## 本文抜粋
------------

誤振込みと知りながら預金の払戻しを受けた場合と詐欺罪

(平成15年3月12日最高裁)

事件番号  平成10(あ)488

 

この裁判では、自分の銀行口座に誤った振り込みがあったことを知りながら、

預金を引き出した行為が詐欺罪にあたるかどうかの判断が示されました。

 

最高裁判所の見解

本件において,振込依頼人と受取人である被告人との間に

振込みの原因となる法律関係は存在しないが,

このような振込みであっても,受取人である被告人と

振込先の銀行との間に振込金額相当の普通預金契約が成立し,

被告人は,銀行に対し,上記金額相当の普通預金債権を取得する

(最高裁平成4年(オ)第413号同8年4月26日

第二小法廷判決・民集50巻5号1267頁参照)。

 

しかし他方,記録によれば,銀行実務では,

振込先の口座を誤って振込依頼をした振込依頼人からの申出があれば,

受取人の預金口座への入金処理が完了している場合であっても,

受取人の承諾を得て振込依頼前の状態に戻す,

組戻しという手続が執られている。

 

また,受取人から誤った振込みがある旨の指摘があった場合にも,

自行の入金処理に誤りがなかったかどうかを確認する一方,

振込依頼先の銀行及び同銀行を通じて振込依頼人に対し,

当該振込みの過誤の有無に関する照会を行うなどの措置が講じられている。

 

これらの措置は,普通預金規定,振込規定等の趣旨に沿った取扱いであり,

安全な振込送金制度を維持するために有益なものである上,

銀行が振込依頼人と受取人との紛争に巻き込まれないためにも

必要なものということができる。

 

また,振込依頼人,受取人等関係者間での

無用な紛争の発生を防止するという観点から,

社会的にも有意義なものである。

------------

## 資料
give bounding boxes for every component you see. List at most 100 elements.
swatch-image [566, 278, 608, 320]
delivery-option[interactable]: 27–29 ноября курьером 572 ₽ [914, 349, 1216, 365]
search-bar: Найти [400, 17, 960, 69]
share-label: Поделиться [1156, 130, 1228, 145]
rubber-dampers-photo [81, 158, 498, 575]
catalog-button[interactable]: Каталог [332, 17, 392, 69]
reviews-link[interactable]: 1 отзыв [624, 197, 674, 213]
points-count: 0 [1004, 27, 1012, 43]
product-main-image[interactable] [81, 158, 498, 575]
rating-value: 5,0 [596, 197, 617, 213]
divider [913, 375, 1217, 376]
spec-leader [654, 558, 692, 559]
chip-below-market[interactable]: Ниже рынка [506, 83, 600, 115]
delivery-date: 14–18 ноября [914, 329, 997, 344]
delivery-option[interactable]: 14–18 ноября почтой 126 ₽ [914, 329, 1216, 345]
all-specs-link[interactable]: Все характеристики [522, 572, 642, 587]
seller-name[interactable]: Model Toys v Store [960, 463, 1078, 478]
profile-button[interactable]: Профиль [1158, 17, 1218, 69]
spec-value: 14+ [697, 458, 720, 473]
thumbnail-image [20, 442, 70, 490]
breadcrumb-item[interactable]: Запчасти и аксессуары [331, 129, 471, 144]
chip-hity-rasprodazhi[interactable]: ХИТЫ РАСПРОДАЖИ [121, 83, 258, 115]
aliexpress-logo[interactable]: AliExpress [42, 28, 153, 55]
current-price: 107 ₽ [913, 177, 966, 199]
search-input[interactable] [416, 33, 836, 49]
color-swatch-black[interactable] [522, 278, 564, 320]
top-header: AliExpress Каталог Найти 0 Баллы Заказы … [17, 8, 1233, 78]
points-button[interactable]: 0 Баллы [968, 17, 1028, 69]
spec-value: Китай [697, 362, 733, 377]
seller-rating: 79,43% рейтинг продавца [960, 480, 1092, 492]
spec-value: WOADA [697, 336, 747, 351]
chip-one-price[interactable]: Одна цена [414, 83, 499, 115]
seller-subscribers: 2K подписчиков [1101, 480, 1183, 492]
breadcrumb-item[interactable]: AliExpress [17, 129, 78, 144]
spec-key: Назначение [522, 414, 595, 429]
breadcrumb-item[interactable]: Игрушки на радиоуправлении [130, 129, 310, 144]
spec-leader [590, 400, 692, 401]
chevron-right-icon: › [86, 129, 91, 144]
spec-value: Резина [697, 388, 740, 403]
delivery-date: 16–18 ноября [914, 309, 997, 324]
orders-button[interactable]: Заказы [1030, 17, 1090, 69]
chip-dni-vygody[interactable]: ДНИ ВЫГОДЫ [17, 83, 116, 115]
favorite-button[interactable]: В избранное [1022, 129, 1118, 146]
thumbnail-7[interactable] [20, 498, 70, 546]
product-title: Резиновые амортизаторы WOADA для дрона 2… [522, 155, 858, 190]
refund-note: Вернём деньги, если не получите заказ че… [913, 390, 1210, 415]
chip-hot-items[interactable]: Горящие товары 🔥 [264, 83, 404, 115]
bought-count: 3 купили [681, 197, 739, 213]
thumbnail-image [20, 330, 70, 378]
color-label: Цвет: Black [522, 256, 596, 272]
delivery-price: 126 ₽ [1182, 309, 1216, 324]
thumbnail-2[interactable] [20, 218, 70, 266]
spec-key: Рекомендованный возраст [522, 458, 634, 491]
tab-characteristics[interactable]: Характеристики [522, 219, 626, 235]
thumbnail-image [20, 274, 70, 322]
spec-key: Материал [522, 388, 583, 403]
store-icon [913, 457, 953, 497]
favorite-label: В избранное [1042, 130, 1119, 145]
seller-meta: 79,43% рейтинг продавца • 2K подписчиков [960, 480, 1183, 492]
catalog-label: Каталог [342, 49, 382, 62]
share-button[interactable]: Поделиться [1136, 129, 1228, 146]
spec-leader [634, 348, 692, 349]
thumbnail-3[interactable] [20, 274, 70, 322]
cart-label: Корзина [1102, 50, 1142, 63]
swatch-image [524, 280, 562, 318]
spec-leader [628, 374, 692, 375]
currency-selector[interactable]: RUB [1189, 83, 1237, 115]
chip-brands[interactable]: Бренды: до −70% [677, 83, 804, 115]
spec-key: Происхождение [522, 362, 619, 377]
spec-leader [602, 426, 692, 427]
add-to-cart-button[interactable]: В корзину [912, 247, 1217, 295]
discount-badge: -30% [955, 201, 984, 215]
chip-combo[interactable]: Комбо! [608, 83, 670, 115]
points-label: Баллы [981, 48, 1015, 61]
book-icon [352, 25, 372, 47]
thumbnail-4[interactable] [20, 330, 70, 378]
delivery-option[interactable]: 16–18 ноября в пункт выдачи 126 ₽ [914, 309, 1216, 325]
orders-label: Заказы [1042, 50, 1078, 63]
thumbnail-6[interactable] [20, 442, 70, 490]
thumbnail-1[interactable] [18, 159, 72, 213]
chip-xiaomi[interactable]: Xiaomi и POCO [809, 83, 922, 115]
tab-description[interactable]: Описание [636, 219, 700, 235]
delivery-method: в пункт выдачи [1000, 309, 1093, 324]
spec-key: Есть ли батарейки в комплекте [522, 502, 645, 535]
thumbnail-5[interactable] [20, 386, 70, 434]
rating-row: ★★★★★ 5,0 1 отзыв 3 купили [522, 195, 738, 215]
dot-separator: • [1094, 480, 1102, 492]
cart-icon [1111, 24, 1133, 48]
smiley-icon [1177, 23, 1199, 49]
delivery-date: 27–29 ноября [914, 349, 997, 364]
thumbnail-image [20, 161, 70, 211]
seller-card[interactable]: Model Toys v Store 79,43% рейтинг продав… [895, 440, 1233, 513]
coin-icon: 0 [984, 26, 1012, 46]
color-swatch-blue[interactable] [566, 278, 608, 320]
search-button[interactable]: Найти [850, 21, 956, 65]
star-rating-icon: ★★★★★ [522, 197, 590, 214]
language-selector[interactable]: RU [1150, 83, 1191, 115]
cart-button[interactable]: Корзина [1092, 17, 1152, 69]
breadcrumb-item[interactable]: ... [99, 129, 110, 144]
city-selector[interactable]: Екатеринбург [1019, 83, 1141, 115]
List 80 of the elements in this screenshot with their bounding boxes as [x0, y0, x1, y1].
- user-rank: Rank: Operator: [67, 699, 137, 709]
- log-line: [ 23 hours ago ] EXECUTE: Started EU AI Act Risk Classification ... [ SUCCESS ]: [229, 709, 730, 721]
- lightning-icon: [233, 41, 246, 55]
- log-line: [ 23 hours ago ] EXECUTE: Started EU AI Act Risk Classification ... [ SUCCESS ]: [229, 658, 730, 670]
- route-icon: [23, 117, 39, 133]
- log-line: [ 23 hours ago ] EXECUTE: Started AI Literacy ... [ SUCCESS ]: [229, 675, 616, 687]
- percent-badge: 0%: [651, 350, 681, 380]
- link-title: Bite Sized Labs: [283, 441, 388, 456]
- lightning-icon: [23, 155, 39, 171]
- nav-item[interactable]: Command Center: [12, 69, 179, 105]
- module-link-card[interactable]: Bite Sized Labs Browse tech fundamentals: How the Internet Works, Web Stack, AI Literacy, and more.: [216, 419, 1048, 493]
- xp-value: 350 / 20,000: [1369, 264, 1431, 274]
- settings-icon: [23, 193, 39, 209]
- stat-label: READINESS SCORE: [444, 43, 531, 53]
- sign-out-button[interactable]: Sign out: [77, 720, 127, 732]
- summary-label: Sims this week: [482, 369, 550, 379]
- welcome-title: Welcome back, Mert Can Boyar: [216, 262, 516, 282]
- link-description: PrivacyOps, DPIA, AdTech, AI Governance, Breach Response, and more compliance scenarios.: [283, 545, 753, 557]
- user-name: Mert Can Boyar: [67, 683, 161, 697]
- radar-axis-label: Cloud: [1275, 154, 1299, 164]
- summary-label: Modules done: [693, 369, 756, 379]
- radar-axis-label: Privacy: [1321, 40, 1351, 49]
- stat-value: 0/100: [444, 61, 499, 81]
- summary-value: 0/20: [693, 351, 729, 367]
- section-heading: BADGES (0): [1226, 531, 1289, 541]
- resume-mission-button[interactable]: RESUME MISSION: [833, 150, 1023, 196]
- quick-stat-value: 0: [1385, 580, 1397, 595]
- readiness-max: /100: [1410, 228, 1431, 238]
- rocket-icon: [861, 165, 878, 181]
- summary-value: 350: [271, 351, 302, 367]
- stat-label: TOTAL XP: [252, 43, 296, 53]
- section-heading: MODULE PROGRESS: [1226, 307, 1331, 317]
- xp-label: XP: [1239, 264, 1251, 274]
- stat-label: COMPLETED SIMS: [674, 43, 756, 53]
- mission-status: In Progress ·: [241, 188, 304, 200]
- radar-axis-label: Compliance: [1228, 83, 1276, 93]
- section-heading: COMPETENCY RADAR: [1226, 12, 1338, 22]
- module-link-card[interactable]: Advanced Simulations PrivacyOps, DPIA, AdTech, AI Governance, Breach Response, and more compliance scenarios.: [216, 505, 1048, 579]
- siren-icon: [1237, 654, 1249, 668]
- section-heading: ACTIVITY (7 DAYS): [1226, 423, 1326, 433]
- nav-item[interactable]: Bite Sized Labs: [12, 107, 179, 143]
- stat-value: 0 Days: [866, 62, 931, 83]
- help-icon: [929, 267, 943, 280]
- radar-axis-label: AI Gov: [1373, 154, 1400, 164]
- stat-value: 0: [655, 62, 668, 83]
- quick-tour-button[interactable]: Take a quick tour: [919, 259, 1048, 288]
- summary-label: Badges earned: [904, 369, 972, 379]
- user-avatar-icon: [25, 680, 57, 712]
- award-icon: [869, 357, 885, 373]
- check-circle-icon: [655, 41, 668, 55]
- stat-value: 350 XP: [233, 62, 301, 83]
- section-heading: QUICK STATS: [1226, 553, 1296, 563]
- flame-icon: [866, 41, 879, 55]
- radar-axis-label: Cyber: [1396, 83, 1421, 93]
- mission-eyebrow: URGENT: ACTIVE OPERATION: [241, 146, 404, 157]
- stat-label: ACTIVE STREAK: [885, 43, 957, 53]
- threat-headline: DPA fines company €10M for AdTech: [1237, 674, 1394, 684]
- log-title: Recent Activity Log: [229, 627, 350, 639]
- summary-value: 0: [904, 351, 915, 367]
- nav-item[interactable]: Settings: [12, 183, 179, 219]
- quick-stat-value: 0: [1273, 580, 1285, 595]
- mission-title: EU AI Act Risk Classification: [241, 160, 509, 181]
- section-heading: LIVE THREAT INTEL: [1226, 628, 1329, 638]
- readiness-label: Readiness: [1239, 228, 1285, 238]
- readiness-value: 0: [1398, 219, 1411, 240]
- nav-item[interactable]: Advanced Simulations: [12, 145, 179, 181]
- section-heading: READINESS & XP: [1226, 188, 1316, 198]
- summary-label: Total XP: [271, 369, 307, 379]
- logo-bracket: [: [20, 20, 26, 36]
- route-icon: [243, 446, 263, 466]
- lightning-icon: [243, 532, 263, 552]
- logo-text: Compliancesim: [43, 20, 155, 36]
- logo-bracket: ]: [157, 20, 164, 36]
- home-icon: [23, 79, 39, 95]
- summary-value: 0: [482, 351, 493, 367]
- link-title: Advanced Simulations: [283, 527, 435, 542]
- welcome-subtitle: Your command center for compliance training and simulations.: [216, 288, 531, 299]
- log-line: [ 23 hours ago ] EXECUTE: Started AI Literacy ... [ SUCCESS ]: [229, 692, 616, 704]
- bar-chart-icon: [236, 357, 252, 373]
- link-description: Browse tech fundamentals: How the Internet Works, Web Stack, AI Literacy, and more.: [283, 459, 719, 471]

------------

## 課題の説明
誤振込みに関する判決の本文から、「本件において,振込依頼人と受取人である被告人との間に」から「第二小法廷判決・民集50巻5号1267頁参照)。」までを、両端の語句も含めて一字一句そのまま書き写しなさい。 この一覧は参照しなくてかまいません。

## 解答
本件において,振込依頼人と受取人である被告人との間に

振込みの原因となる法律関係は存在しないが,

このような振込みであっても,受取人である被告人と

振込先の銀行との間に振込金額相当の普通預金契約が成立し,

被告人は,銀行に対し,上記金額相当の普通預金債権を取得する

(最高裁平成4年(オ)第413号同8年4月26日

第二小法廷判決・民集50巻5号1267頁参照)。